### WHAT THIS TASK INVOLVES
Every record must appear in your copy exactly as written, with no pictures.
__________
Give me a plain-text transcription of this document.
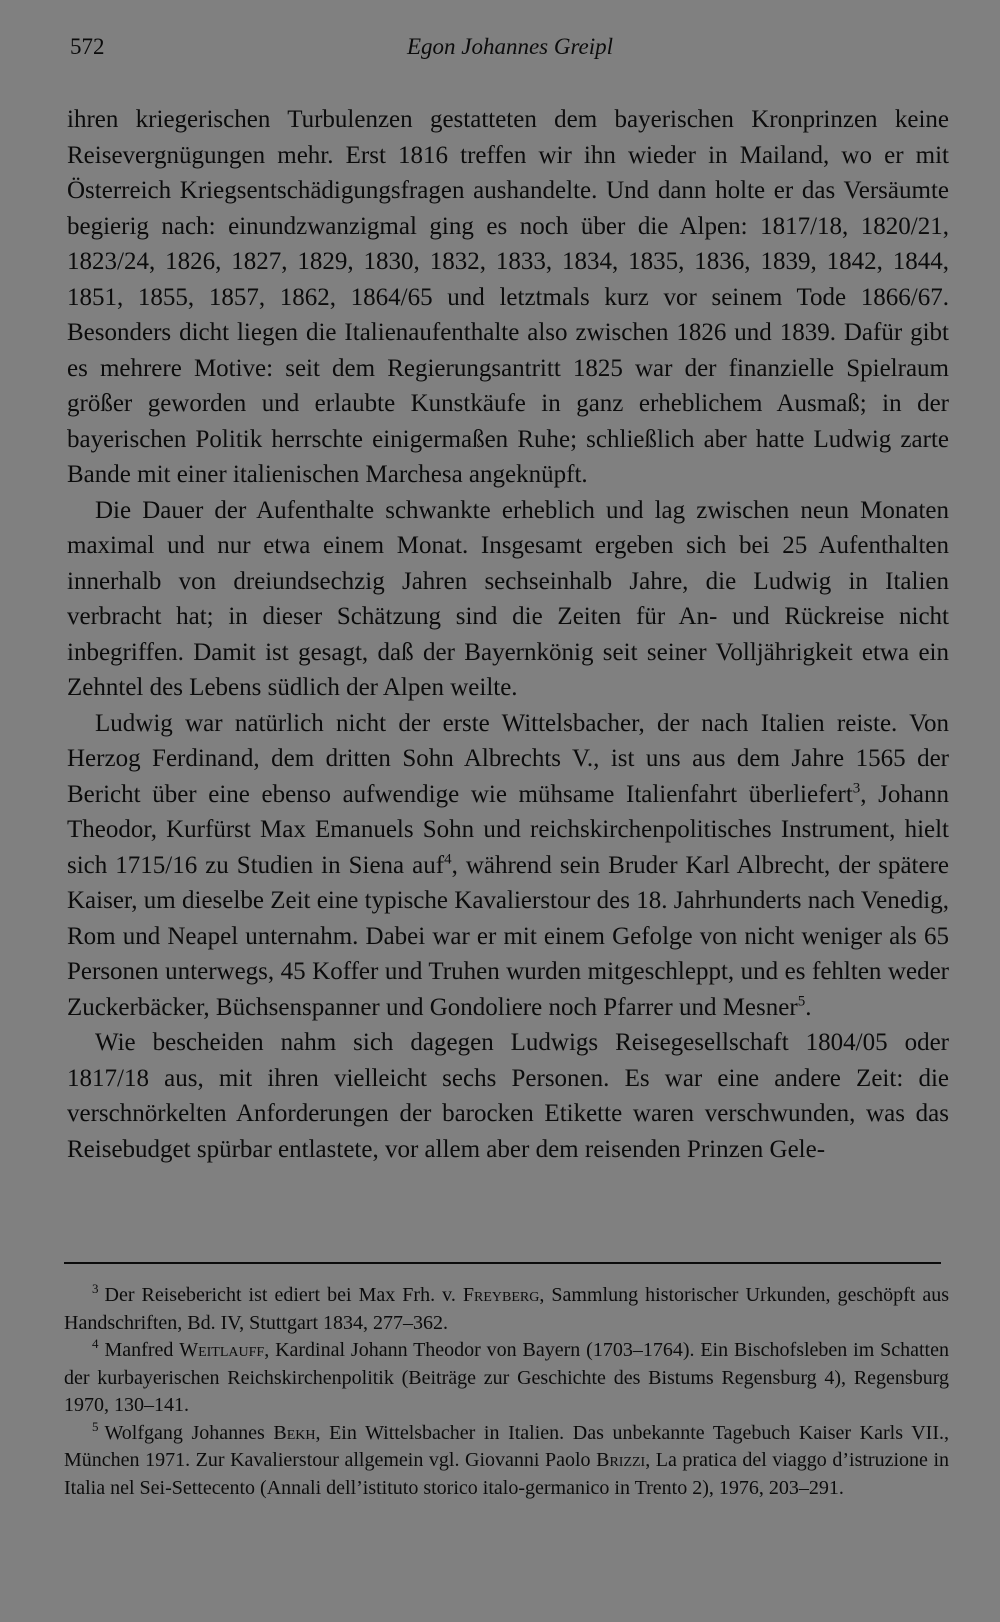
572	Egon Johannes Greipl

ihren kriegerischen Turbulenzen gestatteten dem bayerischen Kronprinzen keine Reisevergnügungen mehr. Erst 1816 treffen wir ihn wieder in Mailand, wo er mit Österreich Kriegsentschädigungsfragen aushandelte. Und dann holte er das Versäumte begierig nach: einundzwanzigmal ging es noch über die Alpen: 1817/18, 1820/21, 1823/24, 1826, 1827, 1829, 1830, 1832, 1833, 1834, 1835, 1836, 1839, 1842, 1844, 1851, 1855, 1857, 1862, 1864/65 und letztmals kurz vor seinem Tode 1866/67. Besonders dicht liegen die Italienaufenthalte also zwischen 1826 und 1839. Dafür gibt es mehrere Motive: seit dem Regierungsantritt 1825 war der finanzielle Spielraum größer geworden und erlaubte Kunstkäufe in ganz erheblichem Ausmaß; in der bayerischen Politik herrschte einigermaßen Ruhe; schließlich aber hatte Ludwig zarte Bande mit einer italienischen Marchesa angeknüpft.

Die Dauer der Aufenthalte schwankte erheblich und lag zwischen neun Monaten maximal und nur etwa einem Monat. Insgesamt ergeben sich bei 25 Aufenthalten innerhalb von dreiundsechzig Jahren sechseinhalb Jahre, die Ludwig in Italien verbracht hat; in dieser Schätzung sind die Zeiten für An- und Rückreise nicht inbegriffen. Damit ist gesagt, daß der Bayernkönig seit seiner Volljährigkeit etwa ein Zehntel des Lebens südlich der Alpen weilte.

Ludwig war natürlich nicht der erste Wittelsbacher, der nach Italien reiste. Von Herzog Ferdinand, dem dritten Sohn Albrechts V., ist uns aus dem Jahre 1565 der Bericht über eine ebenso aufwendige wie mühsame Italienfahrt überliefert$^3$, Johann Theodor, Kurfürst Max Emanuels Sohn und reichskirchenpolitisches Instrument, hielt sich 1715/16 zu Studien in Siena auf$^4$, während sein Bruder Karl Albrecht, der spätere Kaiser, um dieselbe Zeit eine typische Kavalierstour des 18. Jahrhunderts nach Venedig, Rom und Neapel unternahm. Dabei war er mit einem Gefolge von nicht weniger als 65 Personen unterwegs, 45 Koffer und Truhen wurden mitgeschleppt, und es fehlten weder Zuckerbäcker, Büchsenspanner und Gondoliere noch Pfarrer und Mesner$^5$.

Wie bescheiden nahm sich dagegen Ludwigs Reisegesellschaft 1804/05 oder 1817/18 aus, mit ihren vielleicht sechs Personen. Es war eine andere Zeit: die verschnörkelten Anforderungen der barocken Etikette waren verschwunden, was das Reisebudget spürbar entlastete, vor allem aber dem reisenden Prinzen Gele-

$^3$ Der Reisebericht ist ediert bei Max Frh. v. Freyberg, Sammlung historischer Urkunden, geschöpft aus Handschriften, Bd. IV, Stuttgart 1834, 277–362.

$^4$ Manfred Weitlauff, Kardinal Johann Theodor von Bayern (1703–1764). Ein Bischofsleben im Schatten der kurbayerischen Reichskirchenpolitik (Beiträge zur Geschichte des Bistums Regensburg 4), Regensburg 1970, 130–141.

$^5$ Wolfgang Johannes Bekh, Ein Wittelsbacher in Italien. Das unbekannte Tagebuch Kaiser Karls VII., München 1971. Zur Kavalierstour allgemein vgl. Giovanni Paolo Brizzi, La pratica del viaggo d’istruzione in Italia nel Sei-Settecento (Annali dell’istituto storico italo-germanico in Trento 2), 1976, 203–291.
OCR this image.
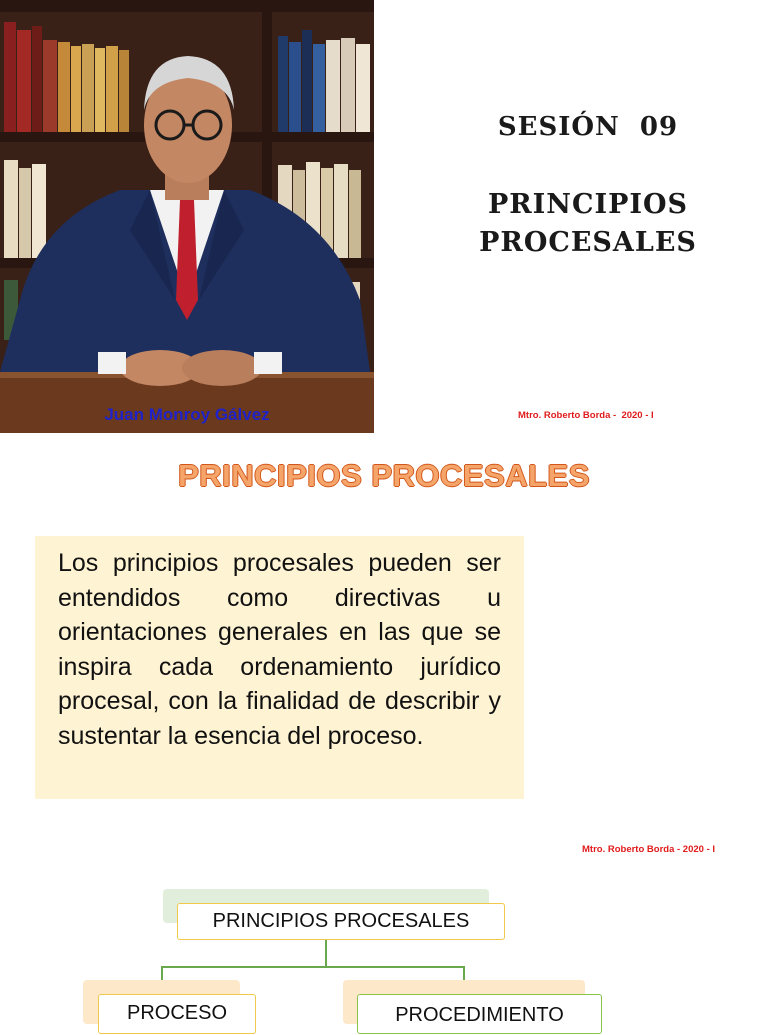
Juan Monroy Gálvez
SESIÓN  09
PRINCIPIOS
PROCESALES
Mtro. Roberto Borda -  2020 - I
PRINCIPIOS PROCESALES

Los principios procesales pueden ser entendidos como directivas u orientaciones generales en las que se inspira cada ordenamiento jurídico procesal, con la finalidad de describir y sustentar la esencia del proceso.

Mtro. Roberto Borda - 2020 - I
PRINCIPIOS PROCESALES
PROCESO	PROCEDIMIENTO
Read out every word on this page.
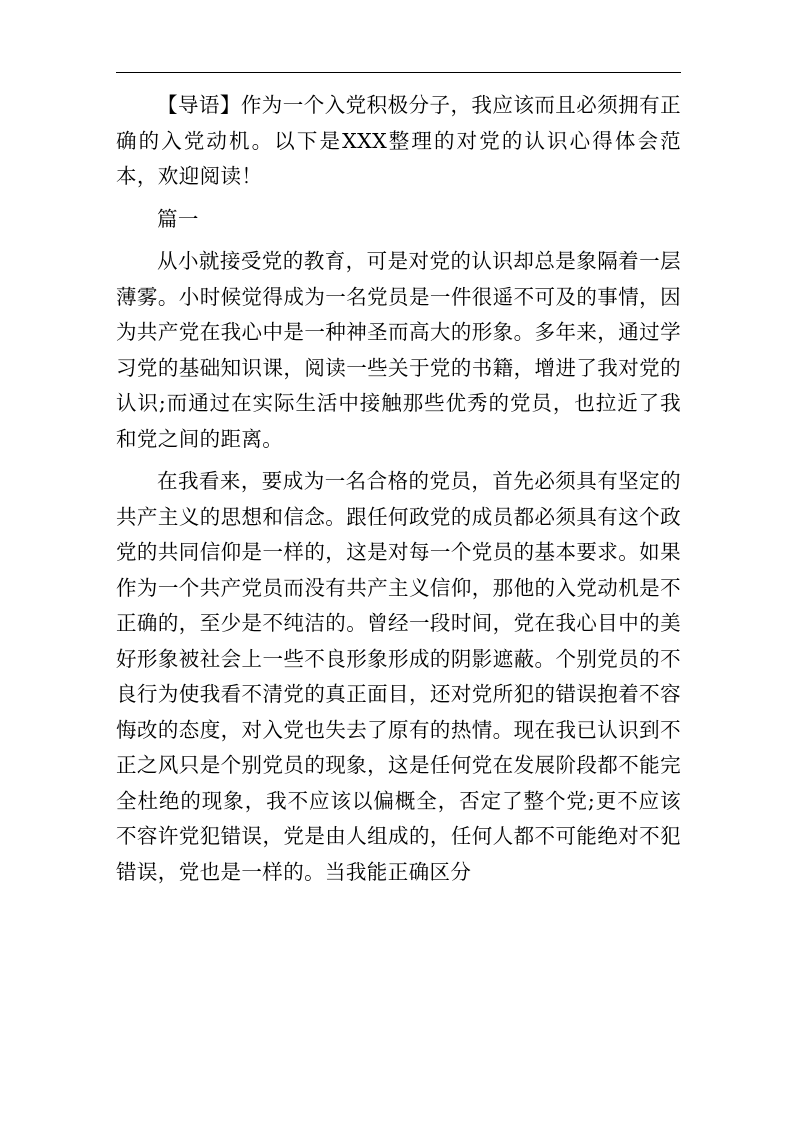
【导语】作为一个入党积极分子，我应该而且必须拥有正确的入党动机。以下是XXX整理的对党的认识心得体会范本，欢迎阅读！

篇一

从小就接受党的教育，可是对党的认识却总是象隔着一层薄雾。小时候觉得成为一名党员是一件很遥不可及的事情，因为共产党在我心中是一种神圣而高大的形象。多年来，通过学习党的基础知识课，阅读一些关于党的书籍，增进了我对党的认识;而通过在实际生活中接触那些优秀的党员，也拉近了我和党之间的距离。

在我看来，要成为一名合格的党员，首先必须具有坚定的共产主义的思想和信念。跟任何政党的成员都必须具有这个政党的共同信仰是一样的，这是对每一个党员的基本要求。如果作为一个共产党员而没有共产主义信仰，那他的入党动机是不正确的，至少是不纯洁的。曾经一段时间，党在我心目中的美好形象被社会上一些不良形象形成的阴影遮蔽。个别党员的不良行为使我看不清党的真正面目，还对党所犯的错误抱着不容悔改的态度，对入党也失去了原有的热情。现在我已认识到不正之风只是个别党员的现象，这是任何党在发展阶段都不能完全杜绝的现象，我不应该以偏概全，否定了整个党;更不应该不容许党犯错误，党是由人组成的，任何人都不可能绝对不犯错误，党也是一样的。当我能正确区分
__________
### CORRECT OUTPUT
Give me a plain-text transcription of this document.
572	Egon Johannes Greipl

ihren kriegerischen Turbulenzen gestatteten dem bayerischen Kronprinzen keine Reisevergnügungen mehr. Erst 1816 treffen wir ihn wieder in Mailand, wo er mit Österreich Kriegsentschädigungsfragen aushandelte. Und dann holte er das Versäumte begierig nach: einundzwanzigmal ging es noch über die Alpen: 1817/18, 1820/21, 1823/24, 1826, 1827, 1829, 1830, 1832, 1833, 1834, 1835, 1836, 1839, 1842, 1844, 1851, 1855, 1857, 1862, 1864/65 und letztmals kurz vor seinem Tode 1866/67. Besonders dicht liegen die Italienaufenthalte also zwischen 1826 und 1839. Dafür gibt es mehrere Motive: seit dem Regierungsantritt 1825 war der finanzielle Spielraum größer geworden und erlaubte Kunstkäufe in ganz erheblichem Ausmaß; in der bayerischen Politik herrschte einigermaßen Ruhe; schließlich aber hatte Ludwig zarte Bande mit einer italienischen Marchesa angeknüpft.

Die Dauer der Aufenthalte schwankte erheblich und lag zwischen neun Monaten maximal und nur etwa einem Monat. Insgesamt ergeben sich bei 25 Aufenthalten innerhalb von dreiundsechzig Jahren sechseinhalb Jahre, die Ludwig in Italien verbracht hat; in dieser Schätzung sind die Zeiten für An- und Rückreise nicht inbegriffen. Damit ist gesagt, daß der Bayernkönig seit seiner Volljährigkeit etwa ein Zehntel des Lebens südlich der Alpen weilte.

Ludwig war natürlich nicht der erste Wittelsbacher, der nach Italien reiste. Von Herzog Ferdinand, dem dritten Sohn Albrechts V., ist uns aus dem Jahre 1565 der Bericht über eine ebenso aufwendige wie mühsame Italienfahrt überliefert$^3$, Johann Theodor, Kurfürst Max Emanuels Sohn und reichskirchenpolitisches Instrument, hielt sich 1715/16 zu Studien in Siena auf$^4$, während sein Bruder Karl Albrecht, der spätere Kaiser, um dieselbe Zeit eine typische Kavalierstour des 18. Jahrhunderts nach Venedig, Rom und Neapel unternahm. Dabei war er mit einem Gefolge von nicht weniger als 65 Personen unterwegs, 45 Koffer und Truhen wurden mitgeschleppt, und es fehlten weder Zuckerbäcker, Büchsenspanner und Gondoliere noch Pfarrer und Mesner$^5$.

Wie bescheiden nahm sich dagegen Ludwigs Reisegesellschaft 1804/05 oder 1817/18 aus, mit ihren vielleicht sechs Personen. Es war eine andere Zeit: die verschnörkelten Anforderungen der barocken Etikette waren verschwunden, was das Reisebudget spürbar entlastete, vor allem aber dem reisenden Prinzen Gele-

$^3$ Der Reisebericht ist ediert bei Max Frh. v. Freyberg, Sammlung historischer Urkunden, geschöpft aus Handschriften, Bd. IV, Stuttgart 1834, 277–362.

$^4$ Manfred Weitlauff, Kardinal Johann Theodor von Bayern (1703–1764). Ein Bischofsleben im Schatten der kurbayerischen Reichskirchenpolitik (Beiträge zur Geschichte des Bistums Regensburg 4), Regensburg 1970, 130–141.

$^5$ Wolfgang Johannes Bekh, Ein Wittelsbacher in Italien. Das unbekannte Tagebuch Kaiser Karls VII., München 1971. Zur Kavalierstour allgemein vgl. Giovanni Paolo Brizzi, La pratica del viaggo d’istruzione in Italia nel Sei-Settecento (Annali dell’istituto storico italo-germanico in Trento 2), 1976, 203–291.
OCR this image.
Juan Monroy Gálvez
SESIÓN  09
PRINCIPIOS
PROCESALES
Mtro. Roberto Borda -  2020 - I
PRINCIPIOS PROCESALES

Los principios procesales pueden ser entendidos como directivas u orientaciones generales en las que se inspira cada ordenamiento jurídico procesal, con la finalidad de describir y sustentar la esencia del proceso.

Mtro. Roberto Borda - 2020 - I
PRINCIPIOS PROCESALES
PROCESO	PROCEDIMIENTO
Read out every word on this page.
【导语】作为一个入党积极分子，我应该而且必须拥有正确的入党动机。以下是XXX整理的对党的认识心得体会范本，欢迎阅读！

篇一

从小就接受党的教育，可是对党的认识却总是象隔着一层薄雾。小时候觉得成为一名党员是一件很遥不可及的事情，因为共产党在我心中是一种神圣而高大的形象。多年来，通过学习党的基础知识课，阅读一些关于党的书籍，增进了我对党的认识;而通过在实际生活中接触那些优秀的党员，也拉近了我和党之间的距离。

在我看来，要成为一名合格的党员，首先必须具有坚定的共产主义的思想和信念。跟任何政党的成员都必须具有这个政党的共同信仰是一样的，这是对每一个党员的基本要求。如果作为一个共产党员而没有共产主义信仰，那他的入党动机是不正确的，至少是不纯洁的。曾经一段时间，党在我心目中的美好形象被社会上一些不良形象形成的阴影遮蔽。个别党员的不良行为使我看不清党的真正面目，还对党所犯的错误抱着不容悔改的态度，对入党也失去了原有的热情。现在我已认识到不正之风只是个别党员的现象，这是任何党在发展阶段都不能完全杜绝的现象，我不应该以偏概全，否定了整个党;更不应该不容许党犯错误，党是由人组成的，任何人都不可能绝对不犯错误，党也是一样的。当我能正确区分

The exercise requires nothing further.